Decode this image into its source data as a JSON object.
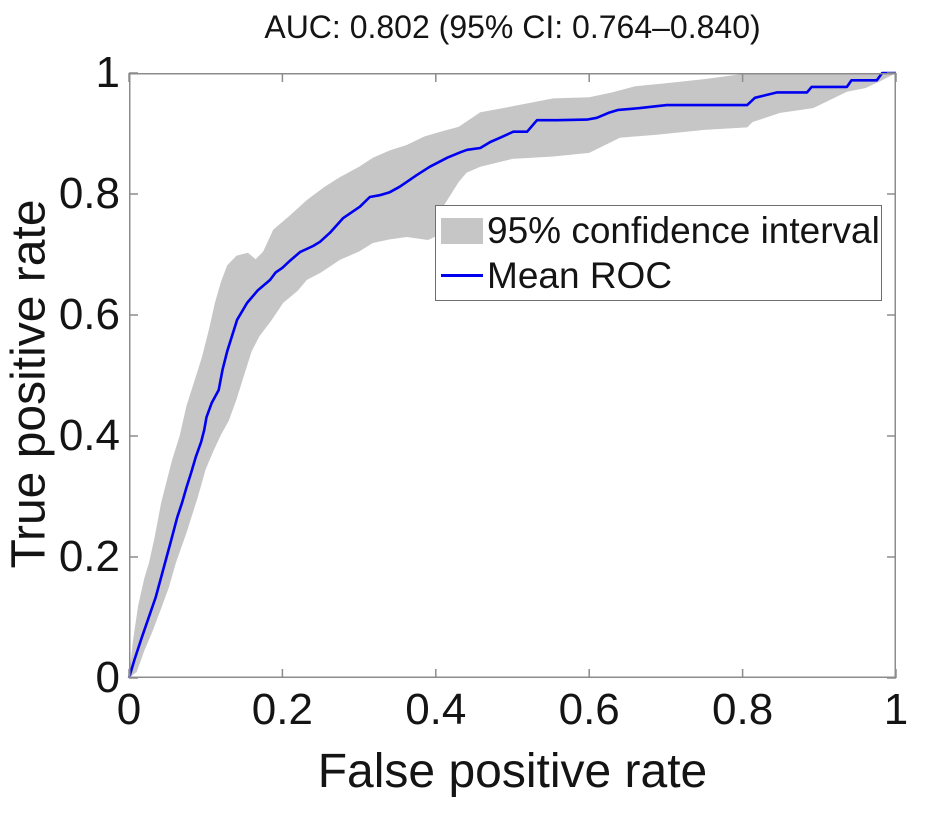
{
  "colors": {
    "band": "#c6c6c6",
    "mean_line": "#0000f0",
    "axis": "#8c8c8c",
    "text": "#141414",
    "legend_border": "#6e6e6e",
    "background": "#ffffff"
  },
  "legend": {
    "position": "upper-center-right-inside",
    "items": [
      {
        "label": "95% confidence interval",
        "swatch": "band"
      },
      {
        "label": "Mean ROC",
        "swatch": "line"
      }
    ]
  },
  "chart_data": {
    "type": "line",
    "title": "AUC: 0.802 (95% CI: 0.764–0.840)",
    "auc": 0.802,
    "ci95": [
      0.764,
      0.84
    ],
    "xlabel": "False positive rate",
    "ylabel": "True positive rate",
    "xlim": [
      0,
      1
    ],
    "ylim": [
      0,
      1
    ],
    "xticks": [
      0,
      0.2,
      0.4,
      0.6,
      0.8,
      1
    ],
    "yticks": [
      0,
      0.2,
      0.4,
      0.6,
      0.8,
      1
    ],
    "xtick_labels": [
      "0",
      "0.2",
      "0.4",
      "0.6",
      "0.8",
      "1"
    ],
    "ytick_labels": [
      "0",
      "0.2",
      "0.4",
      "0.6",
      "0.8",
      "1"
    ],
    "grid": false,
    "box": true,
    "series": [
      {
        "name": "95% confidence interval",
        "type": "band",
        "color": "#c6c6c6",
        "upper": [
          [
            0,
            0
          ],
          [
            0.005,
            0.06
          ],
          [
            0.012,
            0.12
          ],
          [
            0.02,
            0.165
          ],
          [
            0.026,
            0.19
          ],
          [
            0.033,
            0.23
          ],
          [
            0.042,
            0.29
          ],
          [
            0.05,
            0.33
          ],
          [
            0.056,
            0.36
          ],
          [
            0.066,
            0.4
          ],
          [
            0.075,
            0.45
          ],
          [
            0.085,
            0.49
          ],
          [
            0.095,
            0.53
          ],
          [
            0.105,
            0.58
          ],
          [
            0.112,
            0.62
          ],
          [
            0.12,
            0.655
          ],
          [
            0.128,
            0.682
          ],
          [
            0.14,
            0.698
          ],
          [
            0.155,
            0.703
          ],
          [
            0.165,
            0.692
          ],
          [
            0.175,
            0.705
          ],
          [
            0.188,
            0.741
          ],
          [
            0.21,
            0.765
          ],
          [
            0.232,
            0.79
          ],
          [
            0.255,
            0.812
          ],
          [
            0.275,
            0.828
          ],
          [
            0.3,
            0.845
          ],
          [
            0.318,
            0.86
          ],
          [
            0.34,
            0.872
          ],
          [
            0.362,
            0.881
          ],
          [
            0.385,
            0.895
          ],
          [
            0.406,
            0.903
          ],
          [
            0.43,
            0.911
          ],
          [
            0.458,
            0.935
          ],
          [
            0.5,
            0.945
          ],
          [
            0.553,
            0.958
          ],
          [
            0.6,
            0.96
          ],
          [
            0.63,
            0.968
          ],
          [
            0.66,
            0.978
          ],
          [
            0.7,
            0.983
          ],
          [
            0.75,
            0.99
          ],
          [
            0.81,
            1
          ],
          [
            1,
            1
          ]
        ],
        "lower": [
          [
            0,
            0
          ],
          [
            0.01,
            0.01
          ],
          [
            0.02,
            0.045
          ],
          [
            0.03,
            0.075
          ],
          [
            0.042,
            0.115
          ],
          [
            0.052,
            0.15
          ],
          [
            0.061,
            0.19
          ],
          [
            0.075,
            0.24
          ],
          [
            0.09,
            0.3
          ],
          [
            0.1,
            0.345
          ],
          [
            0.11,
            0.375
          ],
          [
            0.12,
            0.402
          ],
          [
            0.13,
            0.425
          ],
          [
            0.14,
            0.46
          ],
          [
            0.15,
            0.5
          ],
          [
            0.16,
            0.54
          ],
          [
            0.17,
            0.565
          ],
          [
            0.185,
            0.59
          ],
          [
            0.201,
            0.62
          ],
          [
            0.22,
            0.64
          ],
          [
            0.232,
            0.658
          ],
          [
            0.25,
            0.67
          ],
          [
            0.275,
            0.691
          ],
          [
            0.3,
            0.705
          ],
          [
            0.318,
            0.719
          ],
          [
            0.34,
            0.725
          ],
          [
            0.362,
            0.729
          ],
          [
            0.39,
            0.724
          ],
          [
            0.4,
            0.73
          ],
          [
            0.41,
            0.78
          ],
          [
            0.43,
            0.82
          ],
          [
            0.44,
            0.835
          ],
          [
            0.458,
            0.845
          ],
          [
            0.5,
            0.858
          ],
          [
            0.553,
            0.862
          ],
          [
            0.6,
            0.868
          ],
          [
            0.64,
            0.893
          ],
          [
            0.688,
            0.898
          ],
          [
            0.75,
            0.906
          ],
          [
            0.806,
            0.91
          ],
          [
            0.813,
            0.919
          ],
          [
            0.849,
            0.934
          ],
          [
            0.892,
            0.942
          ],
          [
            0.936,
            0.969
          ],
          [
            0.96,
            0.975
          ],
          [
            0.982,
            0.988
          ],
          [
            1,
            1
          ]
        ]
      },
      {
        "name": "Mean ROC",
        "type": "line",
        "color": "#0000f0",
        "points": [
          [
            0,
            0
          ],
          [
            0.007,
            0.03
          ],
          [
            0.017,
            0.068
          ],
          [
            0.026,
            0.101
          ],
          [
            0.035,
            0.134
          ],
          [
            0.042,
            0.167
          ],
          [
            0.048,
            0.195
          ],
          [
            0.055,
            0.228
          ],
          [
            0.063,
            0.266
          ],
          [
            0.069,
            0.289
          ],
          [
            0.075,
            0.315
          ],
          [
            0.081,
            0.339
          ],
          [
            0.087,
            0.365
          ],
          [
            0.094,
            0.39
          ],
          [
            0.098,
            0.41
          ],
          [
            0.101,
            0.431
          ],
          [
            0.108,
            0.455
          ],
          [
            0.117,
            0.476
          ],
          [
            0.122,
            0.51
          ],
          [
            0.128,
            0.54
          ],
          [
            0.133,
            0.56
          ],
          [
            0.141,
            0.592
          ],
          [
            0.154,
            0.62
          ],
          [
            0.168,
            0.641
          ],
          [
            0.184,
            0.658
          ],
          [
            0.191,
            0.67
          ],
          [
            0.2,
            0.678
          ],
          [
            0.21,
            0.69
          ],
          [
            0.223,
            0.704
          ],
          [
            0.24,
            0.714
          ],
          [
            0.249,
            0.721
          ],
          [
            0.262,
            0.736
          ],
          [
            0.279,
            0.76
          ],
          [
            0.301,
            0.779
          ],
          [
            0.314,
            0.795
          ],
          [
            0.327,
            0.798
          ],
          [
            0.34,
            0.803
          ],
          [
            0.353,
            0.812
          ],
          [
            0.375,
            0.831
          ],
          [
            0.392,
            0.845
          ],
          [
            0.415,
            0.86
          ],
          [
            0.432,
            0.869
          ],
          [
            0.441,
            0.873
          ],
          [
            0.458,
            0.876
          ],
          [
            0.471,
            0.886
          ],
          [
            0.484,
            0.893
          ],
          [
            0.501,
            0.903
          ],
          [
            0.519,
            0.903
          ],
          [
            0.532,
            0.922
          ],
          [
            0.558,
            0.922
          ],
          [
            0.597,
            0.923
          ],
          [
            0.61,
            0.926
          ],
          [
            0.625,
            0.934
          ],
          [
            0.638,
            0.939
          ],
          [
            0.666,
            0.942
          ],
          [
            0.701,
            0.947
          ],
          [
            0.806,
            0.947
          ],
          [
            0.816,
            0.959
          ],
          [
            0.845,
            0.968
          ],
          [
            0.884,
            0.968
          ],
          [
            0.89,
            0.977
          ],
          [
            0.936,
            0.977
          ],
          [
            0.942,
            0.988
          ],
          [
            0.975,
            0.988
          ],
          [
            0.982,
            1
          ],
          [
            1,
            1
          ]
        ]
      }
    ]
  }
}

######

_Task statement_: State only how many lines in the material include "name".

_Exercise answer_: 2